>> Start

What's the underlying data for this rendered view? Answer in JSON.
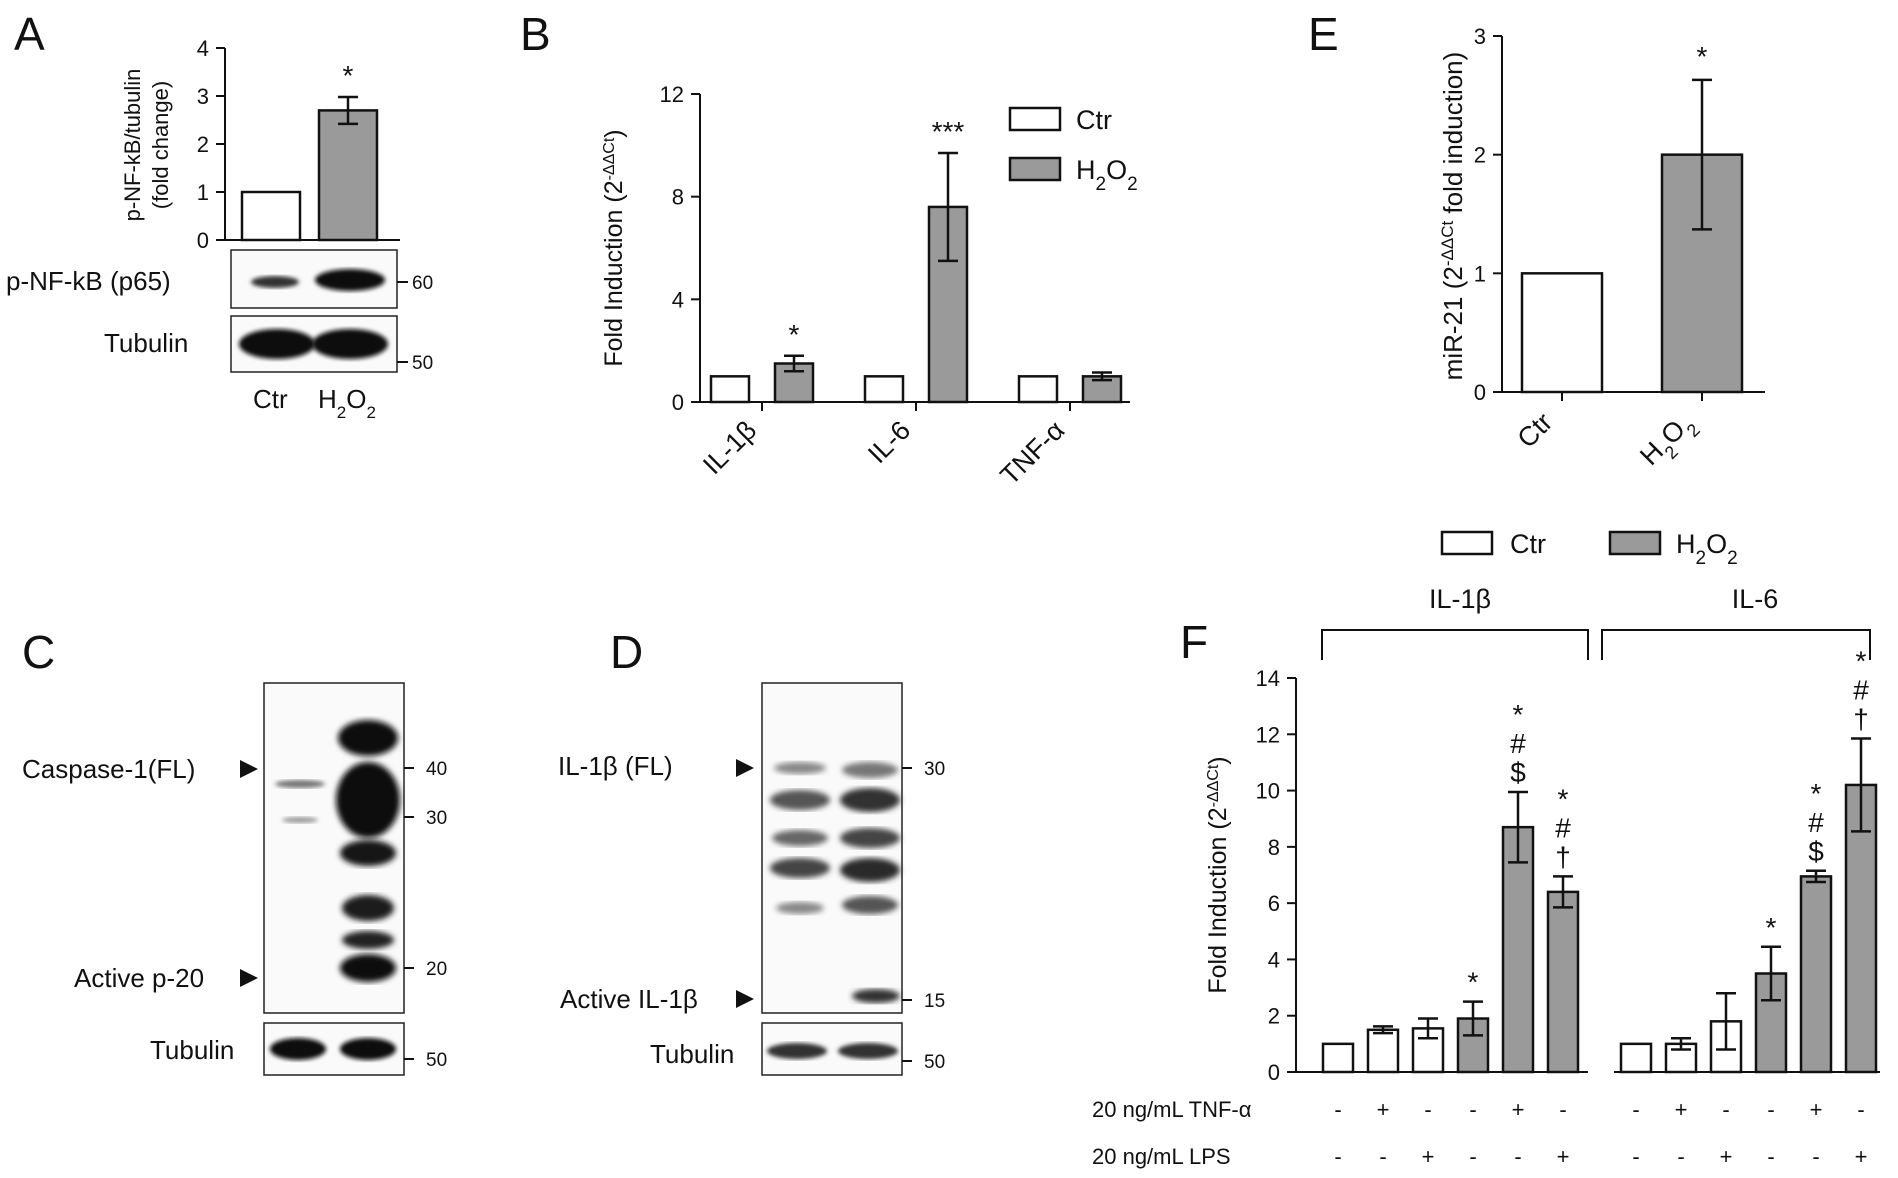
{
  "panel_letters": [
    "A",
    "B",
    "C",
    "D",
    "E",
    "F"
  ],
  "legend": {
    "ctr": "Ctr",
    "h2o2": "H2O2"
  },
  "colors": {
    "ctr": "#ffffff",
    "h2o2": "#9a9a9a",
    "ink": "#111111"
  },
  "chart_data": [
    {
      "panel": "A",
      "type": "bar",
      "categories": [
        "Ctr",
        "H2O2"
      ],
      "values": [
        1.0,
        2.7
      ],
      "errors": [
        0,
        0.28
      ],
      "significance": [
        "",
        "*"
      ],
      "ylabel": [
        "p-NF-kB/tubulin",
        "(fold change)"
      ],
      "ylim": [
        0,
        4
      ],
      "yticks": [
        "0",
        "1",
        "2",
        "3",
        "4"
      ]
    },
    {
      "panel": "B",
      "type": "bar",
      "categories": [
        "IL-1β",
        "IL-6",
        "TNF-α"
      ],
      "series": [
        {
          "name": "Ctr",
          "values": [
            1.0,
            1.0,
            1.0
          ],
          "errors": [
            0,
            0,
            0
          ]
        },
        {
          "name": "H2O2",
          "values": [
            1.5,
            7.6,
            1.0
          ],
          "errors": [
            0.3,
            2.1,
            0.15
          ]
        }
      ],
      "significance": [
        "*",
        "***",
        ""
      ],
      "ylabel": "Fold Induction (2-ΔΔCt)",
      "ylim": [
        0,
        12
      ],
      "yticks": [
        "0",
        "4",
        "8",
        "12"
      ],
      "legend_position": "top-right"
    },
    {
      "panel": "E",
      "type": "bar",
      "categories": [
        "Ctr",
        "H2O2"
      ],
      "values": [
        1.0,
        2.0
      ],
      "errors": [
        0,
        0.63
      ],
      "significance": [
        "",
        "*"
      ],
      "ylabel": "miR-21 (2-ΔΔCt fold induction)",
      "ylim": [
        0,
        3
      ],
      "yticks": [
        "0",
        "1",
        "2",
        "3"
      ]
    },
    {
      "panel": "F",
      "type": "bar",
      "groups": [
        "IL-1β",
        "IL-6"
      ],
      "ylabel": "Fold Induction (2-ΔΔCt)",
      "ylim": [
        0,
        14
      ],
      "yticks": [
        "0",
        "2",
        "4",
        "6",
        "8",
        "10",
        "12",
        "14"
      ],
      "legend_position": "top",
      "bars": [
        {
          "group": "IL-1β",
          "series": "Ctr",
          "value": 1.0,
          "error": 0,
          "sig": []
        },
        {
          "group": "IL-1β",
          "series": "Ctr",
          "value": 1.5,
          "error": 0.12,
          "sig": []
        },
        {
          "group": "IL-1β",
          "series": "Ctr",
          "value": 1.55,
          "error": 0.35,
          "sig": []
        },
        {
          "group": "IL-1β",
          "series": "H2O2",
          "value": 1.9,
          "error": 0.6,
          "sig": [
            "*"
          ]
        },
        {
          "group": "IL-1β",
          "series": "H2O2",
          "value": 8.7,
          "error": 1.25,
          "sig": [
            "*",
            "#",
            "$"
          ]
        },
        {
          "group": "IL-1β",
          "series": "H2O2",
          "value": 6.4,
          "error": 0.55,
          "sig": [
            "*",
            "#",
            "†"
          ]
        },
        {
          "group": "IL-6",
          "series": "Ctr",
          "value": 1.0,
          "error": 0,
          "sig": []
        },
        {
          "group": "IL-6",
          "series": "Ctr",
          "value": 1.0,
          "error": 0.2,
          "sig": []
        },
        {
          "group": "IL-6",
          "series": "Ctr",
          "value": 1.8,
          "error": 1.0,
          "sig": []
        },
        {
          "group": "IL-6",
          "series": "H2O2",
          "value": 3.5,
          "error": 0.95,
          "sig": [
            "*"
          ]
        },
        {
          "group": "IL-6",
          "series": "H2O2",
          "value": 6.95,
          "error": 0.2,
          "sig": [
            "*",
            "#",
            "$"
          ]
        },
        {
          "group": "IL-6",
          "series": "H2O2",
          "value": 10.2,
          "error": 1.65,
          "sig": [
            "*",
            "#",
            "†"
          ]
        }
      ],
      "treatment_rows": [
        {
          "label": "20 ng/mL TNF-α",
          "signs": [
            "-",
            "+",
            "-",
            "-",
            "+",
            "-",
            "-",
            "+",
            "-",
            "-",
            "+",
            "-"
          ]
        },
        {
          "label": "20 ng/mL LPS",
          "signs": [
            "-",
            "-",
            "+",
            "-",
            "-",
            "+",
            "-",
            "-",
            "+",
            "-",
            "-",
            "+"
          ]
        }
      ]
    }
  ],
  "blots": {
    "A": {
      "rows": [
        "p-NF-kB (p65)",
        "Tubulin"
      ],
      "markers": [
        "60",
        "50"
      ],
      "lanes": [
        "Ctr",
        "H2O2"
      ]
    },
    "C": {
      "labels": [
        "Caspase-1(FL)",
        "Active p-20",
        "Tubulin"
      ],
      "markers": [
        "40",
        "30",
        "20",
        "50"
      ]
    },
    "D": {
      "labels": [
        "IL-1β (FL)",
        "Active IL-1β",
        "Tubulin"
      ],
      "markers": [
        "30",
        "15",
        "50"
      ]
    }
  }
}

>> End

Leave the images out and output the remaining material exactly as it stands.

What's the underlying data for this rendered view? Answer in JSON.
{
  "panel_letters": [
    "A",
    "B",
    "C",
    "D",
    "E",
    "F"
  ],
  "legend": {
    "ctr": "Ctr",
    "h2o2": "H2O2"
  },
  "colors": {
    "ctr": "#ffffff",
    "h2o2": "#9a9a9a",
    "ink": "#111111"
  },
  "chart_data": [
    {
      "panel": "A",
      "type": "bar",
      "categories": [
        "Ctr",
        "H2O2"
      ],
      "values": [
        1.0,
        2.7
      ],
      "errors": [
        0,
        0.28
      ],
      "significance": [
        "",
        "*"
      ],
      "ylabel": [
        "p-NF-kB/tubulin",
        "(fold change)"
      ],
      "ylim": [
        0,
        4
      ],
      "yticks": [
        "0",
        "1",
        "2",
        "3",
        "4"
      ]
    },
    {
      "panel": "B",
      "type": "bar",
      "categories": [
        "IL-1β",
        "IL-6",
        "TNF-α"
      ],
      "series": [
        {
          "name": "Ctr",
          "values": [
            1.0,
            1.0,
            1.0
          ],
          "errors": [
            0,
            0,
            0
          ]
        },
        {
          "name": "H2O2",
          "values": [
            1.5,
            7.6,
            1.0
          ],
          "errors": [
            0.3,
            2.1,
            0.15
          ]
        }
      ],
      "significance": [
        "*",
        "***",
        ""
      ],
      "ylabel": "Fold Induction (2-ΔΔCt)",
      "ylim": [
        0,
        12
      ],
      "yticks": [
        "0",
        "4",
        "8",
        "12"
      ],
      "legend_position": "top-right"
    },
    {
      "panel": "E",
      "type": "bar",
      "categories": [
        "Ctr",
        "H2O2"
      ],
      "values": [
        1.0,
        2.0
      ],
      "errors": [
        0,
        0.63
      ],
      "significance": [
        "",
        "*"
      ],
      "ylabel": "miR-21 (2-ΔΔCt fold induction)",
      "ylim": [
        0,
        3
      ],
      "yticks": [
        "0",
        "1",
        "2",
        "3"
      ]
    },
    {
      "panel": "F",
      "type": "bar",
      "groups": [
        "IL-1β",
        "IL-6"
      ],
      "ylabel": "Fold Induction (2-ΔΔCt)",
      "ylim": [
        0,
        14
      ],
      "yticks": [
        "0",
        "2",
        "4",
        "6",
        "8",
        "10",
        "12",
        "14"
      ],
      "legend_position": "top",
      "bars": [
        {
          "group": "IL-1β",
          "series": "Ctr",
          "value": 1.0,
          "error": 0,
          "sig": []
        },
        {
          "group": "IL-1β",
          "series": "Ctr",
          "value": 1.5,
          "error": 0.12,
          "sig": []
        },
        {
          "group": "IL-1β",
          "series": "Ctr",
          "value": 1.55,
          "error": 0.35,
          "sig": []
        },
        {
          "group": "IL-1β",
          "series": "H2O2",
          "value": 1.9,
          "error": 0.6,
          "sig": [
            "*"
          ]
        },
        {
          "group": "IL-1β",
          "series": "H2O2",
          "value": 8.7,
          "error": 1.25,
          "sig": [
            "*",
            "#",
            "$"
          ]
        },
        {
          "group": "IL-1β",
          "series": "H2O2",
          "value": 6.4,
          "error": 0.55,
          "sig": [
            "*",
            "#",
            "†"
          ]
        },
        {
          "group": "IL-6",
          "series": "Ctr",
          "value": 1.0,
          "error": 0,
          "sig": []
        },
        {
          "group": "IL-6",
          "series": "Ctr",
          "value": 1.0,
          "error": 0.2,
          "sig": []
        },
        {
          "group": "IL-6",
          "series": "Ctr",
          "value": 1.8,
          "error": 1.0,
          "sig": []
        },
        {
          "group": "IL-6",
          "series": "H2O2",
          "value": 3.5,
          "error": 0.95,
          "sig": [
            "*"
          ]
        },
        {
          "group": "IL-6",
          "series": "H2O2",
          "value": 6.95,
          "error": 0.2,
          "sig": [
            "*",
            "#",
            "$"
          ]
        },
        {
          "group": "IL-6",
          "series": "H2O2",
          "value": 10.2,
          "error": 1.65,
          "sig": [
            "*",
            "#",
            "†"
          ]
        }
      ],
      "treatment_rows": [
        {
          "label": "20 ng/mL TNF-α",
          "signs": [
            "-",
            "+",
            "-",
            "-",
            "+",
            "-",
            "-",
            "+",
            "-",
            "-",
            "+",
            "-"
          ]
        },
        {
          "label": "20 ng/mL LPS",
          "signs": [
            "-",
            "-",
            "+",
            "-",
            "-",
            "+",
            "-",
            "-",
            "+",
            "-",
            "-",
            "+"
          ]
        }
      ]
    }
  ],
  "blots": {
    "A": {
      "rows": [
        "p-NF-kB (p65)",
        "Tubulin"
      ],
      "markers": [
        "60",
        "50"
      ],
      "lanes": [
        "Ctr",
        "H2O2"
      ]
    },
    "C": {
      "labels": [
        "Caspase-1(FL)",
        "Active p-20",
        "Tubulin"
      ],
      "markers": [
        "40",
        "30",
        "20",
        "50"
      ]
    },
    "D": {
      "labels": [
        "IL-1β (FL)",
        "Active IL-1β",
        "Tubulin"
      ],
      "markers": [
        "30",
        "15",
        "50"
      ]
    }
  }
}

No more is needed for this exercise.